Directions for this task: Please revise the sentiment analysis passage from "The development of" through "capturing long-term dependencies.", replacing "widely adopted" with "commonly used".

Passage shown:
######

Keywords

1 Introduction

In recent years, significant progress has been made in sentiment analysis research. Deep learning methods have been widely applied in sentiment classification, including convolutional neural networks (CNNs), recurrent neural networks (RNNs), and attention mechanisms. For instance, Yoon Kim proposed a sentence-level sentiment classification approach based on CNNs [1]. This method transforms the text into a matrix and applies multiple convolution kernels to extract the feature representation. Pengfei Liu introduced a multi-task learning-based RNN method for text and sentiment classification [2], which optimizes multiple related tasks to enhance the model’s ability to learn shared data characteristics. Zichao Yang proposed a hierarchical attention mechanism-based method for text classification [3]. This method utilizes a two-level attention mechanism to learn text representation and better capture semantic information, thus improving sentiment classification performance. Richard Socher et al. proposed a semi-supervised recurrent autoencoder method for sentiment classification [4], which uses a recursive autoencoder to learn structural information and feature representation and semi-supervised learning to utilize unlabeled data. This approach has achieved promising results on sentiment classification tasks. Moreover, Bo Pang and Lillian Lee proposed a sentiment analysis method based on subjectivity summary [5], which separates the text into subjective and objective parts and summarizes the subjective part using the minimum cut algorithm for sentiment analysis. This method provides a significant idea for future sentiment analysis research.

This paper presents a novel Bi-GRU network model integrated with an attention update gate. The proposed model employs attention scores to regulate the update gate, thereby enhancing its performance. Moreover, the model is optimized and combined with a self-attention mechanism to boost the accuracy of sentiment classification. To mine information based on the similarity between words rather than their order, a self-attention mechanism is added after the Bi-GRU model. This approach avoids information loss for longer sentences during sentiment classification, and yields promising classification results.

1.1 Bi-GRU (Bidirectional Gated Recurrent Unit)

The development of Long Short-Term Memory (LSTM) [6] networks has led to the emergence of numerous network variants, including the widely adopted Gated Recurrent Unit (GRU) [7] network. GRUs have demonstrated comparable performance to LSTMs in addressing issues such as vanishing and exploding gradients, as well as capturing long-term dependencies.

######

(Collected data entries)
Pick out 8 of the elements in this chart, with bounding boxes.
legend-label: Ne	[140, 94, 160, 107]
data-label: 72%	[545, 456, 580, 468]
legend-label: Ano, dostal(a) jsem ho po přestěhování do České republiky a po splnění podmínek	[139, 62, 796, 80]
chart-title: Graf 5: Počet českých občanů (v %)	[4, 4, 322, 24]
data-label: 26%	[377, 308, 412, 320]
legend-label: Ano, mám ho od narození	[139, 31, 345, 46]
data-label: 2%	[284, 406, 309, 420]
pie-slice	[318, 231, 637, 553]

######

Exercise solution:
The development of Long Short-Term Memory (LSTM) [6] networks has led to the emergence of numerous network variants, including the commonly used Gated Recurrent Unit (GRU) [7] network. GRUs have demonstrated comparable performance to LSTMs in addressing issues such as vanishing and exploding gradients, as well as capturing long-term dependencies.